# [SET EXERCISE A]
In the entries, copy the lines starting with the one containing "sp500-line-chart: 2,000 2,200" and ending with the one containing "x-tick-label: 2020-01-02 (810, 356, 856, 366)", both included, without changing anything.

# [SOURCE TEXT]
— start —

Cotton prices soared to a nominal record high on Friday amid heavy buying in China, the world’s largest importer, and disappointing crops in major producing nations including Pakistan.
The rise in the price of cotton will reverberate through the textile industry, forcing clothing companies to either pass the increase onto the consumer or face lower margins. While the impact is likely to be muted on high-priced clothes, it could be more noticeable in cheaper items such as t-shirts and underwear.
Clothing companies including UK-based Next and jeans maker Levi Strauss & Co have already announced price hikes due to rising cotton costs.
In New York, ICE December cotton futures surged to a record high of 119.80 cents per pound, surpassing the previous record set in 1995. Later, cotton traded up 3.13 cents to 118 cents per pound.
The ICE cotton contract had its origins on the former New York Cotton Exchange, founded in 1870 after the US Civil War.

— end —

(Region annotation records)
— start —

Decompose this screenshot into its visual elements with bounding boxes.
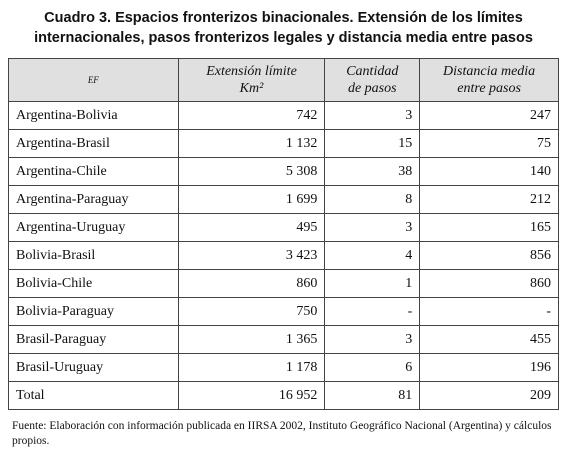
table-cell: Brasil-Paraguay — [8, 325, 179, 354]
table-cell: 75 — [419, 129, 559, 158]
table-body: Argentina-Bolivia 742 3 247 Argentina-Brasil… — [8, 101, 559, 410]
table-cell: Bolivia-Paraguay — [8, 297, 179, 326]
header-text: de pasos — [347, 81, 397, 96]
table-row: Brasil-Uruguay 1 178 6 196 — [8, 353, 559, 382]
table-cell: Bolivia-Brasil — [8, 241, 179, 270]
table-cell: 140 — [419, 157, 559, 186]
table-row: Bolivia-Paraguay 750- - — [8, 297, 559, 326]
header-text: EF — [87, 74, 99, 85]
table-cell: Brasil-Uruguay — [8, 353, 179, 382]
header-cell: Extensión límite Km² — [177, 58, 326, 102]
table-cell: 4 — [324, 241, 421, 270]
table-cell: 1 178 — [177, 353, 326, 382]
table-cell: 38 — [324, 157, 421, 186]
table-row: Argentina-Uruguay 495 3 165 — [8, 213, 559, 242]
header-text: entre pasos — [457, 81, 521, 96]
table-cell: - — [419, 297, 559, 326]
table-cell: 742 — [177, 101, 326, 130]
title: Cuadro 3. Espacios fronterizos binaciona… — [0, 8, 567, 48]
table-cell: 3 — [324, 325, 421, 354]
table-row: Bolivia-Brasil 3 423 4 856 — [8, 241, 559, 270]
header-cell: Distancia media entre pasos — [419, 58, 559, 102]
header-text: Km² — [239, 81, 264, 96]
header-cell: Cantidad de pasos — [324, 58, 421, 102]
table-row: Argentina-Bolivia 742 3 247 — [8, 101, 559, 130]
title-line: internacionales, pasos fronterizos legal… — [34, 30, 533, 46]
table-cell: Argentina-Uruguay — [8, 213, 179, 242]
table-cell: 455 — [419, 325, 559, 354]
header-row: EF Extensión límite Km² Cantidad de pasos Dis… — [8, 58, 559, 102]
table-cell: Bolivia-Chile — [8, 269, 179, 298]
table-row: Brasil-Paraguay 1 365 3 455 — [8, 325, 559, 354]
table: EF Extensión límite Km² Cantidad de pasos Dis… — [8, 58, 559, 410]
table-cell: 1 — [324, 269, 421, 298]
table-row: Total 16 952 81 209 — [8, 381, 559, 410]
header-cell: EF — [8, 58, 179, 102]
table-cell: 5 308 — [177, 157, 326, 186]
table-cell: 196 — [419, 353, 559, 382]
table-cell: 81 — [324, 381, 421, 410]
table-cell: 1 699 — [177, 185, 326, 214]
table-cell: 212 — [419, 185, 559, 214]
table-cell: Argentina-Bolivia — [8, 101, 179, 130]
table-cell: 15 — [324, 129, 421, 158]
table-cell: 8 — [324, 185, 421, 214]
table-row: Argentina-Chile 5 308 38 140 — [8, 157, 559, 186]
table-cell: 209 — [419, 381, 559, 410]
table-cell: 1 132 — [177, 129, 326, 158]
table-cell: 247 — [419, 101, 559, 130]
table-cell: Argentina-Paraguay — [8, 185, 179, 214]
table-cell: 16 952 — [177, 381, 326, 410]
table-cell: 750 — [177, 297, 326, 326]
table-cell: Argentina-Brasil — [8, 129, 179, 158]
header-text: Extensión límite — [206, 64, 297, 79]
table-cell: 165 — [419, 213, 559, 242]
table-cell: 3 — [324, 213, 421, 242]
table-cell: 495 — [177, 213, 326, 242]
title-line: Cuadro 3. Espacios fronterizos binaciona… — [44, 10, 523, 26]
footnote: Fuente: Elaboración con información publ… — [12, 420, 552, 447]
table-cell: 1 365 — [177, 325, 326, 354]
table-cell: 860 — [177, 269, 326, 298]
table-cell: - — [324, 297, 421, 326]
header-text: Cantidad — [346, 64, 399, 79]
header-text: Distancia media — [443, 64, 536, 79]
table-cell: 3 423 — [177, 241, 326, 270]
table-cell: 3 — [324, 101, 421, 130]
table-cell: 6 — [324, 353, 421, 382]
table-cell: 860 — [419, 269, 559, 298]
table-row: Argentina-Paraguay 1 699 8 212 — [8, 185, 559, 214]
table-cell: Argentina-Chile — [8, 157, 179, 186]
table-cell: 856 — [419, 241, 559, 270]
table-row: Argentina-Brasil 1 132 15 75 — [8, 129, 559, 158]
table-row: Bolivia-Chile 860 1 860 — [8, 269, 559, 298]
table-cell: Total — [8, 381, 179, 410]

— end —
— start —

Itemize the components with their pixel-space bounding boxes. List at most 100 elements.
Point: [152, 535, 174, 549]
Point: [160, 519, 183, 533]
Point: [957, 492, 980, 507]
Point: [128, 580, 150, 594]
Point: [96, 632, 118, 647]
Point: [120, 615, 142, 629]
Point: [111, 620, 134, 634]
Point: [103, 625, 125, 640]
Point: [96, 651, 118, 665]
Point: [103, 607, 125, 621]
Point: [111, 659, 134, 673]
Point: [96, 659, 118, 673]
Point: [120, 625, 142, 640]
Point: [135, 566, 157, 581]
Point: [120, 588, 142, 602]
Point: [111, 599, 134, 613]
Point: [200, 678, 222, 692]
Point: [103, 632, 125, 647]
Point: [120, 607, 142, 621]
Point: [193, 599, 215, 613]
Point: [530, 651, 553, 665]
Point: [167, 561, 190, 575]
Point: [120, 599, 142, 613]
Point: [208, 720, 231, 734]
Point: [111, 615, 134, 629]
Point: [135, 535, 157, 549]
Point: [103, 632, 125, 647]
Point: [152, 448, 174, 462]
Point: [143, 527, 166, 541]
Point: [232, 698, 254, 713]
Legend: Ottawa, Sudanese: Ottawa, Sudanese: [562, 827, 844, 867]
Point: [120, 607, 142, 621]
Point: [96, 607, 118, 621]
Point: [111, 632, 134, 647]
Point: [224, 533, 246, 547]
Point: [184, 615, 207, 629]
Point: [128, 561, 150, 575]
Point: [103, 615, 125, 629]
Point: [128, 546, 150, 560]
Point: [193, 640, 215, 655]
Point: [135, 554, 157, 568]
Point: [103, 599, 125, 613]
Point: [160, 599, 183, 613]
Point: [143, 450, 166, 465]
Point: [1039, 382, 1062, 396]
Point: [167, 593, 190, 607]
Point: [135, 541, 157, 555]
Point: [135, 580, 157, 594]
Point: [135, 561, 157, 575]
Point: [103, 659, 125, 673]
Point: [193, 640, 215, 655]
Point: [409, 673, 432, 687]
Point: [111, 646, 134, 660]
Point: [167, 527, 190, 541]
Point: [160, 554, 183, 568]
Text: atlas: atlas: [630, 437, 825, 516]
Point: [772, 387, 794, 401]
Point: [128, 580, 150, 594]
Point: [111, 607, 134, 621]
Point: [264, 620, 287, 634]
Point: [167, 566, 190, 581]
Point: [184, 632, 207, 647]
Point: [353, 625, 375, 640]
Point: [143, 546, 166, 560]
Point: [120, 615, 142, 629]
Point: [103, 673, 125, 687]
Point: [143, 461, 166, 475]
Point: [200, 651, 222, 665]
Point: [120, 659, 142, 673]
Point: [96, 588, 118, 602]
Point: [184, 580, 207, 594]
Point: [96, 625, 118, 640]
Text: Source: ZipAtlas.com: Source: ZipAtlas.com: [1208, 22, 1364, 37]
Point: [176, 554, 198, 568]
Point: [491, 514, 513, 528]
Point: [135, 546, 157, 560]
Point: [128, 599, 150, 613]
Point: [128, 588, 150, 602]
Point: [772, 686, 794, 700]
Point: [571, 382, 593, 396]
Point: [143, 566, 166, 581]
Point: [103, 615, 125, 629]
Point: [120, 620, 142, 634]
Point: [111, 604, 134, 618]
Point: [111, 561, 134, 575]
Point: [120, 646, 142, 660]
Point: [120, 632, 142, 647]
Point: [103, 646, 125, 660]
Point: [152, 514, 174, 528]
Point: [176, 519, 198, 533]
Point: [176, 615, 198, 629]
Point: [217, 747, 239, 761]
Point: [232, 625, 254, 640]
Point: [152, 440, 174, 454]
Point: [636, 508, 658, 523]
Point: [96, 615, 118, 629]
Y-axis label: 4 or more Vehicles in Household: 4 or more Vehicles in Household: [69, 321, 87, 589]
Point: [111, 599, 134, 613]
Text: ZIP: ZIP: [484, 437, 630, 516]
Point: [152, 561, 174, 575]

— end —
— start —

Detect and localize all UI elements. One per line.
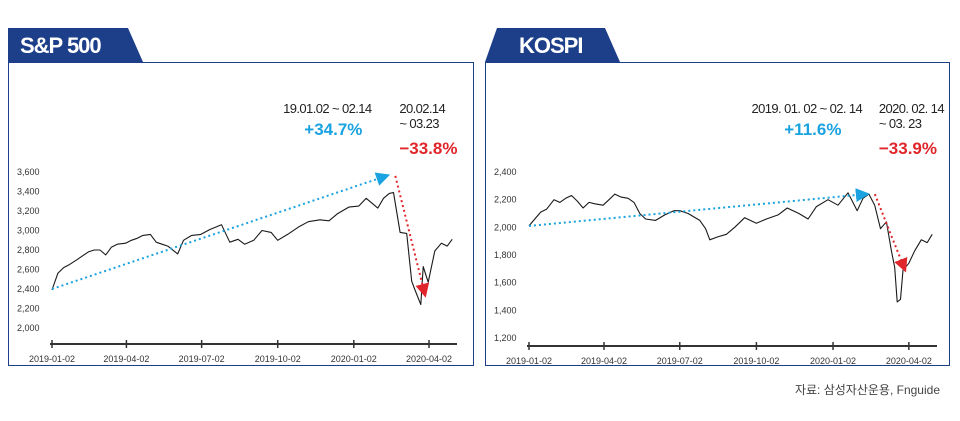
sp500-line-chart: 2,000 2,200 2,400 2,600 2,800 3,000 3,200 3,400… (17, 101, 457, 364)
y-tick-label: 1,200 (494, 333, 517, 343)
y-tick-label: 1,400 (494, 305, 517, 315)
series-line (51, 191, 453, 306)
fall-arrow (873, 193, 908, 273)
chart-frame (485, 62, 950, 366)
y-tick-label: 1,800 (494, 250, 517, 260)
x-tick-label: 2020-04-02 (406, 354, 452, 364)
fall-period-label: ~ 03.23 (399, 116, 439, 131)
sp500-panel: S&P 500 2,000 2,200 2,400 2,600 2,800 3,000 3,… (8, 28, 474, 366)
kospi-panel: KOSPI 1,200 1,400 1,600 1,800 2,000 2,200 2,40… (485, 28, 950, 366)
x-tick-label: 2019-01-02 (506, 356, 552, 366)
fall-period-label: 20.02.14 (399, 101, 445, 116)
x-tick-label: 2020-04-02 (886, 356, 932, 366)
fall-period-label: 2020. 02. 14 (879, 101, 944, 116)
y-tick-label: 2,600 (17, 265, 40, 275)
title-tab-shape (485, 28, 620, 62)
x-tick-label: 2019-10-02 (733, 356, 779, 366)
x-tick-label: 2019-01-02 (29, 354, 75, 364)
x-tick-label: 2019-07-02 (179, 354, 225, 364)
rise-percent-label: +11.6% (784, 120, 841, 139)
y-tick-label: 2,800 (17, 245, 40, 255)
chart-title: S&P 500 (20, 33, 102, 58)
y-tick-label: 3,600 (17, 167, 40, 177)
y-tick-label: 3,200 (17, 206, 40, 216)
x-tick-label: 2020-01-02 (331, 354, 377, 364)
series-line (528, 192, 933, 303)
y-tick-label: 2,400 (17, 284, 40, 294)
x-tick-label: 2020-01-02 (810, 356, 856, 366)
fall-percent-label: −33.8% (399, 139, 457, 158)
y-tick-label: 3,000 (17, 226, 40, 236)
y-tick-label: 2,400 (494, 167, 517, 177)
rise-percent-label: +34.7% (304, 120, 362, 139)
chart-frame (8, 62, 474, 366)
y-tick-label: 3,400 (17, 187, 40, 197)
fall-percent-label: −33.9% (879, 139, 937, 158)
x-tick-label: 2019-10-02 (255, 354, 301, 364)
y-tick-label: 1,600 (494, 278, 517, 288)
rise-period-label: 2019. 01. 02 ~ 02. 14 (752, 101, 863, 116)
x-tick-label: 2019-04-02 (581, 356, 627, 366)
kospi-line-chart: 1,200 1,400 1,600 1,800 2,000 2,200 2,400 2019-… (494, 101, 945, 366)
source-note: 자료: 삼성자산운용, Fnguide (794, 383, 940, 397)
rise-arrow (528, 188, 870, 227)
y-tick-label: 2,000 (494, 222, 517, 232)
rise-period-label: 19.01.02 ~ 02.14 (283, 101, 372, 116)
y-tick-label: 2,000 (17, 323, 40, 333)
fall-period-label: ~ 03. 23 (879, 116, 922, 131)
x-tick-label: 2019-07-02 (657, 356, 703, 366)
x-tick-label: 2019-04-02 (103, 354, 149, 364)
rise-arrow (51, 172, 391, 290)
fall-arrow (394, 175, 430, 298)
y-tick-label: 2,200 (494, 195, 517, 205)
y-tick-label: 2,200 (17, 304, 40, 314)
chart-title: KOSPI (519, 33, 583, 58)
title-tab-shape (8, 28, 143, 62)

— end —

# [SET EXERCISE B]
Based on the article about cotton prices, mark each statement yes or no, and quote the words from the text that settle it. (i) ICE December cotton futures reached a record high of 119.80 cents per pound. (ii) The New York Cotton Exchange was founded before the US Civil War. (iii) Levi Strauss & Co has announced price hikes because of rising cotton costs.

# [COMPLETE OUTPUT A]
sp500-line-chart: 2,000 2,200 2,400 2,600 2,800 3,000 3,200 3,400… (17, 101, 457, 364)
y-tick-label: 1,200 (494, 333, 517, 343)
y-tick-label: 1,400 (494, 305, 517, 315)
series-line (51, 191, 453, 306)
fall-arrow (873, 193, 908, 273)
chart-frame (485, 62, 950, 366)
y-tick-label: 1,800 (494, 250, 517, 260)
x-tick-label: 2020-04-02 (406, 354, 452, 364)
fall-period-label: ~ 03.23 (399, 116, 439, 131)
sp500-panel: S&P 500 2,000 2,200 2,400 2,600 2,800 3,000 3,… (8, 28, 474, 366)
kospi-panel: KOSPI 1,200 1,400 1,600 1,800 2,000 2,200 2,40… (485, 28, 950, 366)
x-tick-label: 2019-01-02 (506, 356, 552, 366)
fall-period-label: 20.02.14 (399, 101, 445, 116)
x-tick-label: 2020-04-02 (886, 356, 932, 366)
fall-period-label: 2020. 02. 14 (879, 101, 944, 116)
y-tick-label: 2,600 (17, 265, 40, 275)
title-tab-shape (485, 28, 620, 62)
x-tick-label: 2019-10-02 (733, 356, 779, 366)
x-tick-label: 2019-01-02 (29, 354, 75, 364)
x-tick-label: 2019-07-02 (179, 354, 225, 364)
rise-percent-label: +11.6% (784, 120, 841, 139)
y-tick-label: 2,800 (17, 245, 40, 255)
chart-title: S&P 500 (20, 33, 102, 58)
y-tick-label: 3,600 (17, 167, 40, 177)
y-tick-label: 3,200 (17, 206, 40, 216)
x-tick-label: 2020-01-02 (331, 354, 377, 364)
series-line (528, 192, 933, 303)
y-tick-label: 2,400 (17, 284, 40, 294)
x-tick-label: 2020-01-02 (810, 356, 856, 366)

# [COMPLETE OUTPUT B]
(i) Yes: "ICE December cotton futures surged to a record high of 119.80 cents per pound"
(ii) No: "founded in 1870 after the US Civil War"
(iii) Yes: "Clothing companies including UK-based Next and jeans maker Levi Strauss & Co have already announced price hikes due to rising cotton costs"